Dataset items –
#####

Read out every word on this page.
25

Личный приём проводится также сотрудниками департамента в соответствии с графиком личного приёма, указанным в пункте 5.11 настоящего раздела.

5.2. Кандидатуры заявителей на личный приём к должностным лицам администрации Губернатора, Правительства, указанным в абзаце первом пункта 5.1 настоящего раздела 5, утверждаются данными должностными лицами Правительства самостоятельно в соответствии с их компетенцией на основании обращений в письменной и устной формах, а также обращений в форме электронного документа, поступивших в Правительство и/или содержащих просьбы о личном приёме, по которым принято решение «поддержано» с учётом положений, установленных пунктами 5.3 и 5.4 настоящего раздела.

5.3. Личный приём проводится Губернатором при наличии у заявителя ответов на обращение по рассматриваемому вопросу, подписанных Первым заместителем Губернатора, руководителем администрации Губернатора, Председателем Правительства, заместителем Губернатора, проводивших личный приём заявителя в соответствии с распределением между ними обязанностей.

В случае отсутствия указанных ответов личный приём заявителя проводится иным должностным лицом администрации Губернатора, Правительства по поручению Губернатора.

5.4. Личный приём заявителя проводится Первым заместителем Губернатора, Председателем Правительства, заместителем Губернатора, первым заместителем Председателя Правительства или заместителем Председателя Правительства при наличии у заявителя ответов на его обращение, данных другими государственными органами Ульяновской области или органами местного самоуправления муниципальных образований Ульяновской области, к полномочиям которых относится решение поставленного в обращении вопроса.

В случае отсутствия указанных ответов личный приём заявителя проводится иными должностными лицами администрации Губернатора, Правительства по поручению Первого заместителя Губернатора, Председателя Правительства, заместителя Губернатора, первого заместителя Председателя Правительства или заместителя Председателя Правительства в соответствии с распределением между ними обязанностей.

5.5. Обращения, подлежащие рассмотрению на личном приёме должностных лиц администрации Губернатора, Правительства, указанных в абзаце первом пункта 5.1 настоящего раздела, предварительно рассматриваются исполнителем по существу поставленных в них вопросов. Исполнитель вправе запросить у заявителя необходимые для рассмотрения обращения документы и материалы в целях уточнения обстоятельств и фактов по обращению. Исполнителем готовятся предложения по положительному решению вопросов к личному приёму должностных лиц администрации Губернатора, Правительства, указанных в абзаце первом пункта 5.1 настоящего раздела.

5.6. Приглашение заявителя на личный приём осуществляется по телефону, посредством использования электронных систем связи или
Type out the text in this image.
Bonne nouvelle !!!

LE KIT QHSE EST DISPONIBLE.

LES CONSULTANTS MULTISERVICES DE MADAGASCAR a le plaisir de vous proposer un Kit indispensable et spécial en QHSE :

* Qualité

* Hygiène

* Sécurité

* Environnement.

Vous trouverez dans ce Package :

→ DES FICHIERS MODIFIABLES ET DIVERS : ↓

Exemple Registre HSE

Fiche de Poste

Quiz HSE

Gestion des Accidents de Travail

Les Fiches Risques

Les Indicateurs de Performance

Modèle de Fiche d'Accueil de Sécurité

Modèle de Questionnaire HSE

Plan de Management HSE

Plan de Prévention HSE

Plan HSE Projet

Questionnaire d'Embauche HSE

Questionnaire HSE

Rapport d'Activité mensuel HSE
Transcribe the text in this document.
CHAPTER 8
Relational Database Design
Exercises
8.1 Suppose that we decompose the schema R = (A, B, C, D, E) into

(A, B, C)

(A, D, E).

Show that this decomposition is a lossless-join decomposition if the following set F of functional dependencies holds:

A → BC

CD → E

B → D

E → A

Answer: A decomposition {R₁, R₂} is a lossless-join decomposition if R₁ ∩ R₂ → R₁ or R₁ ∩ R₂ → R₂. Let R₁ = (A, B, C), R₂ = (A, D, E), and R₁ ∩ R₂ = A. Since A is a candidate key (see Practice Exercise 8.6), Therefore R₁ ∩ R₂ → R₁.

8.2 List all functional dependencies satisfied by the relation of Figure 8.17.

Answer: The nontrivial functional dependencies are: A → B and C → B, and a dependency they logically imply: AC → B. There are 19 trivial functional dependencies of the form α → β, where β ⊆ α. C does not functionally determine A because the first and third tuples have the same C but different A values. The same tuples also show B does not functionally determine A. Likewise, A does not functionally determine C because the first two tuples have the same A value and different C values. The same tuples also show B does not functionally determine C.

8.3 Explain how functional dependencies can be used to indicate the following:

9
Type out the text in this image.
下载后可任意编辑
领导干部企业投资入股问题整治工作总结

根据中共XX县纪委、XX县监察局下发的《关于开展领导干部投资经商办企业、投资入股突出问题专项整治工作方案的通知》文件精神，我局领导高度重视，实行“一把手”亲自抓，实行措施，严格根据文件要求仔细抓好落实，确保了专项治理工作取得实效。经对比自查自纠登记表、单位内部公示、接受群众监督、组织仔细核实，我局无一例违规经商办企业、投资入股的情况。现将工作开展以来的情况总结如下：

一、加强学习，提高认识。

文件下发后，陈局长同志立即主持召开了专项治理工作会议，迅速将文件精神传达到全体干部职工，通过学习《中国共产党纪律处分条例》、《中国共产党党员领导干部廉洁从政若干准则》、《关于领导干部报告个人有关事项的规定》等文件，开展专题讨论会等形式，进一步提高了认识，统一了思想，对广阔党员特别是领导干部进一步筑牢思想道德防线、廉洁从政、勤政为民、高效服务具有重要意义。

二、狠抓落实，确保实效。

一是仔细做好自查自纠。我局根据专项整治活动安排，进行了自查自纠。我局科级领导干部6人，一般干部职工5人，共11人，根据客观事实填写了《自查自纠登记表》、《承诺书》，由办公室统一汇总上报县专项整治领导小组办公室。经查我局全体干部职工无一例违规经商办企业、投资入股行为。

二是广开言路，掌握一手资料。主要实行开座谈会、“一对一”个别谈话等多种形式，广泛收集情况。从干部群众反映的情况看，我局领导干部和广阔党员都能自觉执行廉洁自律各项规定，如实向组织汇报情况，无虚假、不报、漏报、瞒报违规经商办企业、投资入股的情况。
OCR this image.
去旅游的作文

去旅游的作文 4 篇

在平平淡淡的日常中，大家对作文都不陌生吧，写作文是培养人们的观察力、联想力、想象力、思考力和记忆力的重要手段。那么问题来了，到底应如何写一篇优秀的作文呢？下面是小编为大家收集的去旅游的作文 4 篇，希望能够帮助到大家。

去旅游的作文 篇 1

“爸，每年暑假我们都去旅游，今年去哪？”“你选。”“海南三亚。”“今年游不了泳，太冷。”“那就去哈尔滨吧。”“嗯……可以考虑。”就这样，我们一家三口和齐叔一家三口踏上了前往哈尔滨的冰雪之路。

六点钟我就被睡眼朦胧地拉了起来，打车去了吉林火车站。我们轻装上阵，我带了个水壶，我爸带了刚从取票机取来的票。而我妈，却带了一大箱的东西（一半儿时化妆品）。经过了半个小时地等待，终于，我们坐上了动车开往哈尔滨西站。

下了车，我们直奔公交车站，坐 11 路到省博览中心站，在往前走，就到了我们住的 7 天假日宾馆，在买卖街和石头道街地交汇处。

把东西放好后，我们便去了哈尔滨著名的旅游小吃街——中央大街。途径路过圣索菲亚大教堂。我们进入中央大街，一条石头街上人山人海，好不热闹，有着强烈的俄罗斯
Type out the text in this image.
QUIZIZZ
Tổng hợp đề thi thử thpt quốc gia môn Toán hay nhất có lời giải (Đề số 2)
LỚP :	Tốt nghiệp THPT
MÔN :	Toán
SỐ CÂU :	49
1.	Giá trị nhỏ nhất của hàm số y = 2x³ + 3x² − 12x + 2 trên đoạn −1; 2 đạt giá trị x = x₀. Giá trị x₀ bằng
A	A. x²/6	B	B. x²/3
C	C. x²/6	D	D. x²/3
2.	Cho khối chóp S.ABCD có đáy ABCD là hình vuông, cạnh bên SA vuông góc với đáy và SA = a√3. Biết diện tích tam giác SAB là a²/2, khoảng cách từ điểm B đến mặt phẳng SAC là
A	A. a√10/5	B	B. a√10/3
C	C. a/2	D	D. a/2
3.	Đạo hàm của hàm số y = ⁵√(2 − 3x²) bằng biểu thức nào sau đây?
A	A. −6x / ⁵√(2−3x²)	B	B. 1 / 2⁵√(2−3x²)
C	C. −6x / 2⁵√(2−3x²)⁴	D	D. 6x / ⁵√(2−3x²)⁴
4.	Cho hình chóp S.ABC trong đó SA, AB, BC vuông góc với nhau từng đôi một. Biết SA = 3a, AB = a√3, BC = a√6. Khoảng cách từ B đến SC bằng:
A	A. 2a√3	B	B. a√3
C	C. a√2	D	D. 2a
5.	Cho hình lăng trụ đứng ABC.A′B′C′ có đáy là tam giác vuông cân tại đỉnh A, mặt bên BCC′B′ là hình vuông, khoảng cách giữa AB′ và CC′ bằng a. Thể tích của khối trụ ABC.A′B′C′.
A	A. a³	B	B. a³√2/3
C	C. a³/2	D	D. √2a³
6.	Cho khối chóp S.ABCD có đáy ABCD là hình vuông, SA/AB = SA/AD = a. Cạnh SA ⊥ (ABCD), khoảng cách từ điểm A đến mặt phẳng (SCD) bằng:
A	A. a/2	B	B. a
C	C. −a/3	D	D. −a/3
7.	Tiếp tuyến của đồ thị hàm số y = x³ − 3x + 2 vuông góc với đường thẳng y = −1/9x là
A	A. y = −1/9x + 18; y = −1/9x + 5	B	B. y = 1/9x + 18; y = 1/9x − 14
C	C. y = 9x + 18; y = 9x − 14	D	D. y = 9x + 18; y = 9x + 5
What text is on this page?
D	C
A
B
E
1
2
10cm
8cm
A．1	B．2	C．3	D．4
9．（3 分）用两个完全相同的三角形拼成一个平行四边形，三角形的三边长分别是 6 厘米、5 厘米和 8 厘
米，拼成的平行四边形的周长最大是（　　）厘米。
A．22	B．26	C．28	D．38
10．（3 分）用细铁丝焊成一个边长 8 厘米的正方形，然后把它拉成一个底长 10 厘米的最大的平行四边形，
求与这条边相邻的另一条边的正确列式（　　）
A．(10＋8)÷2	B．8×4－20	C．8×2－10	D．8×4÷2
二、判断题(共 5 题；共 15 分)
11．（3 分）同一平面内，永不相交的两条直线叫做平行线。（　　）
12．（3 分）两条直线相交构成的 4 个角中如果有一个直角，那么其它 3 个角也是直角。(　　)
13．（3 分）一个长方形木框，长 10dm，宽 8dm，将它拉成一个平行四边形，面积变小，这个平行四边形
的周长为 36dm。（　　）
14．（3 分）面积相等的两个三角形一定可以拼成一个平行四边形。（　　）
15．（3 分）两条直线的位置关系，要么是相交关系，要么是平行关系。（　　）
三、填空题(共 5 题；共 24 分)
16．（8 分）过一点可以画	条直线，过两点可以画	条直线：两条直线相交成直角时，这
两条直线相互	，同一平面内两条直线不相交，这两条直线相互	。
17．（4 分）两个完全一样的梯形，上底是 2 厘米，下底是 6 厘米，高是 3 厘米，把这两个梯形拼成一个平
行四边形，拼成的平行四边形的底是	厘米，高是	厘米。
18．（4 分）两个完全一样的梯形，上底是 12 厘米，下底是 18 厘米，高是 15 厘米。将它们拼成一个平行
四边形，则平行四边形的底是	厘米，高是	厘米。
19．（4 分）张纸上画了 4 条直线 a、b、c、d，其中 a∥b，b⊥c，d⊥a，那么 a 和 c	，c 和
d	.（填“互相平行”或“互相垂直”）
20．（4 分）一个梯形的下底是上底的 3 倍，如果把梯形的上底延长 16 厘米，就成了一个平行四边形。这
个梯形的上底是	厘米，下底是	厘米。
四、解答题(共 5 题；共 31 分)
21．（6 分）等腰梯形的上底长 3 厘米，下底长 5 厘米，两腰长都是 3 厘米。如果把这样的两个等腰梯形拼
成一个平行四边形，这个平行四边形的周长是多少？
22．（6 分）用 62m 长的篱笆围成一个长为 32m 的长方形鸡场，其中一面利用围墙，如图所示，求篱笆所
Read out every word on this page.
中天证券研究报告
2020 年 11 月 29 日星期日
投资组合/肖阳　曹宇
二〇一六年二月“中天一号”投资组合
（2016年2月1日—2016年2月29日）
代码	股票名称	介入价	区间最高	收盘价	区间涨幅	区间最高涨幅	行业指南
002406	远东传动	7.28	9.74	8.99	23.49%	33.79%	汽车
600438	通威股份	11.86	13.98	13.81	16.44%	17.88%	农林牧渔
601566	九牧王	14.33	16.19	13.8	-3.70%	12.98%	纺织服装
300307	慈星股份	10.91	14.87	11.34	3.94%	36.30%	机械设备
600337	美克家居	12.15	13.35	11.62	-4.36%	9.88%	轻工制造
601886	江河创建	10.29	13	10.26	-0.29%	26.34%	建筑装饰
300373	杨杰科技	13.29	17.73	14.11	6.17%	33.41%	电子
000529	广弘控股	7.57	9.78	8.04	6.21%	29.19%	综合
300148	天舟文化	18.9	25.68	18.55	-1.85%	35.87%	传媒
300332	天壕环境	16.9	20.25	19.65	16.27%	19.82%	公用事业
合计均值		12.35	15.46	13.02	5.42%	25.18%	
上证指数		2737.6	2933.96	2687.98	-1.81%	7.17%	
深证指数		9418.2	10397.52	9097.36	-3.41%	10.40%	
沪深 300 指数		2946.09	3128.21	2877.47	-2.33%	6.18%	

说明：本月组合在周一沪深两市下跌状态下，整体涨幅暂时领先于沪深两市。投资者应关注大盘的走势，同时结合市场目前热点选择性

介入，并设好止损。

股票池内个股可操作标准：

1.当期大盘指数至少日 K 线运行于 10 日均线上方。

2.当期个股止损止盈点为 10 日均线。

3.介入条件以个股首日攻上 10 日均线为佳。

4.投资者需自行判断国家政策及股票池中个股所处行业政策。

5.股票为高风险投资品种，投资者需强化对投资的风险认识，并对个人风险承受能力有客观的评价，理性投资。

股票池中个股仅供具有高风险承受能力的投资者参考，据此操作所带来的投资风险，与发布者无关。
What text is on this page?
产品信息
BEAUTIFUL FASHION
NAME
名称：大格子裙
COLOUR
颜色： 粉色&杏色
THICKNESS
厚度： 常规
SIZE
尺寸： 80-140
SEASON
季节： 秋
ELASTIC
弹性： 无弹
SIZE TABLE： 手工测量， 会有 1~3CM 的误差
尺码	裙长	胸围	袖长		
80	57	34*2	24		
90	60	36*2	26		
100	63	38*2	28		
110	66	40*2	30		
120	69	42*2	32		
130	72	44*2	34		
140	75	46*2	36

#####

What needs to be done –
Tally the lines of the listing that include "ними". Reply with nothing but the count.

The result –
2